_Required task_: Transcribe all of the records word for word, but omit the pictures.

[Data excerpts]
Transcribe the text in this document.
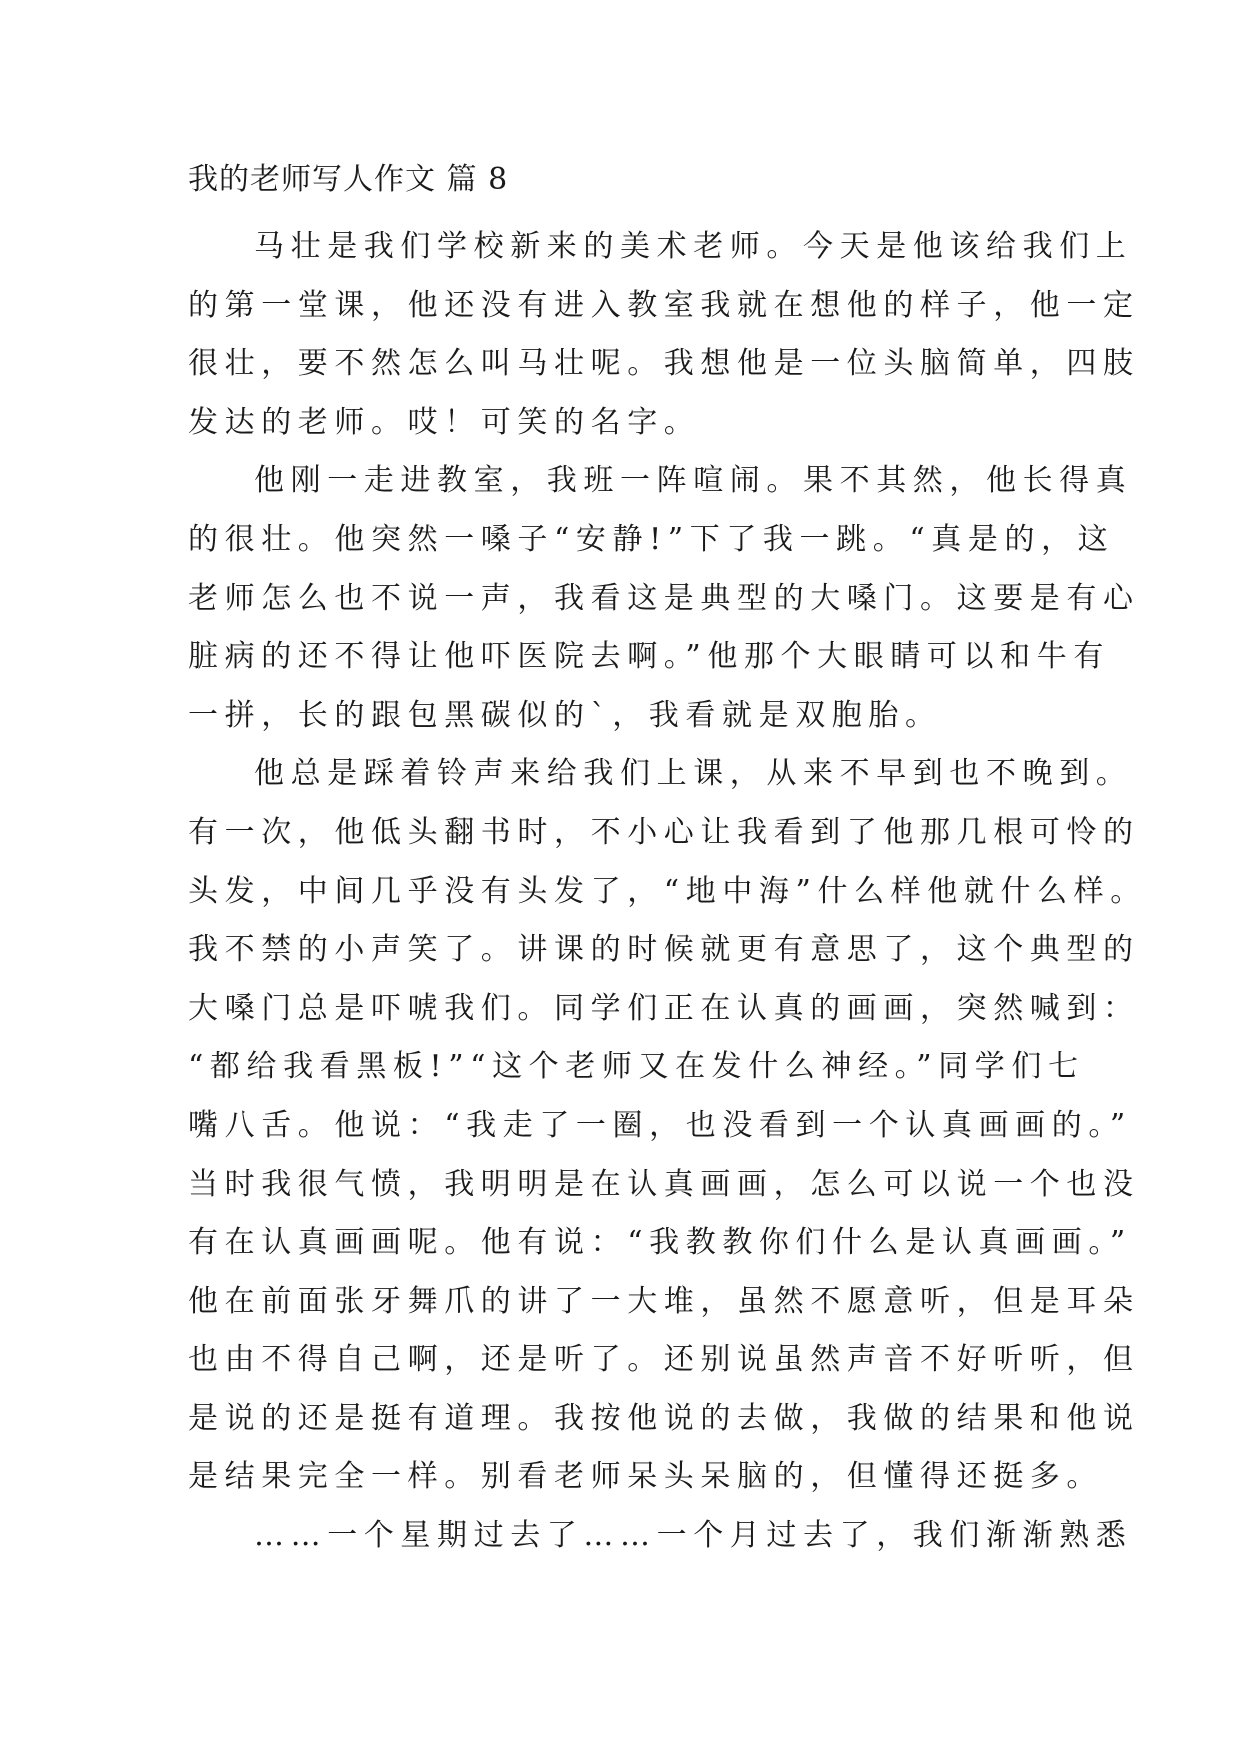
我的老师写人作文 篇 8
马壮是我们学校新来的美术老师。今天是他该给我们上
的第一堂课，他还没有进入教室我就在想他的样子，他一定
很壮，要不然怎么叫马壮呢。我想他是一位头脑简单，四肢
发达的老师。哎！可笑的名字。
他刚一走进教室，我班一阵喧闹。果不其然，他长得真
的很壮。他突然一嗓子“安静!”下了我一跳。“真是的，这
老师怎么也不说一声，我看这是典型的大嗓门。这要是有心
脏病的还不得让他吓医院去啊。”他那个大眼睛可以和牛有
一拼，长的跟包黑碳似的`，我看就是双胞胎。
他总是踩着铃声来给我们上课，从来不早到也不晚到。
有一次，他低头翻书时，不小心让我看到了他那几根可怜的
头发，中间几乎没有头发了，“地中海”什么样他就什么样。
我不禁的小声笑了。讲课的时候就更有意思了，这个典型的
大嗓门总是吓唬我们。同学们正在认真的画画，突然喊到：
“都给我看黑板!”“这个老师又在发什么神经。”同学们七
嘴八舌。他说：“我走了一圈，也没看到一个认真画画的。”
当时我很气愤，我明明是在认真画画，怎么可以说一个也没
有在认真画画呢。他有说：“我教教你们什么是认真画画。”
他在前面张牙舞爪的讲了一大堆，虽然不愿意听，但是耳朵
也由不得自己啊，还是听了。还别说虽然声音不好听听，但
是说的还是挺有道理。我按他说的去做，我做的结果和他说
是结果完全一样。别看老师呆头呆脑的，但懂得还挺多。
……一个星期过去了……一个月过去了，我们渐渐熟悉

_Complete answer_:
Transcribe the text in this document.
我的老师写人作文 篇 8
马壮是我们学校新来的美术老师。今天是他该给我们上
的第一堂课，他还没有进入教室我就在想他的样子，他一定
很壮，要不然怎么叫马壮呢。我想他是一位头脑简单，四肢
发达的老师。哎！可笑的名字。
他刚一走进教室，我班一阵喧闹。果不其然，他长得真
的很壮。他突然一嗓子“安静!”下了我一跳。“真是的，这
老师怎么也不说一声，我看这是典型的大嗓门。这要是有心
脏病的还不得让他吓医院去啊。”他那个大眼睛可以和牛有
一拼，长的跟包黑碳似的`，我看就是双胞胎。
他总是踩着铃声来给我们上课，从来不早到也不晚到。
有一次，他低头翻书时，不小心让我看到了他那几根可怜的
头发，中间几乎没有头发了，“地中海”什么样他就什么样。
我不禁的小声笑了。讲课的时候就更有意思了，这个典型的
大嗓门总是吓唬我们。同学们正在认真的画画，突然喊到：
“都给我看黑板!”“这个老师又在发什么神经。”同学们七
嘴八舌。他说：“我走了一圈，也没看到一个认真画画的。”
当时我很气愤，我明明是在认真画画，怎么可以说一个也没
有在认真画画呢。他有说：“我教教你们什么是认真画画。”
他在前面张牙舞爪的讲了一大堆，虽然不愿意听，但是耳朵
也由不得自己啊，还是听了。还别说虽然声音不好听听，但
是说的还是挺有道理。我按他说的去做，我做的结果和他说
是结果完全一样。别看老师呆头呆脑的，但懂得还挺多。
……一个星期过去了……一个月过去了，我们渐渐熟悉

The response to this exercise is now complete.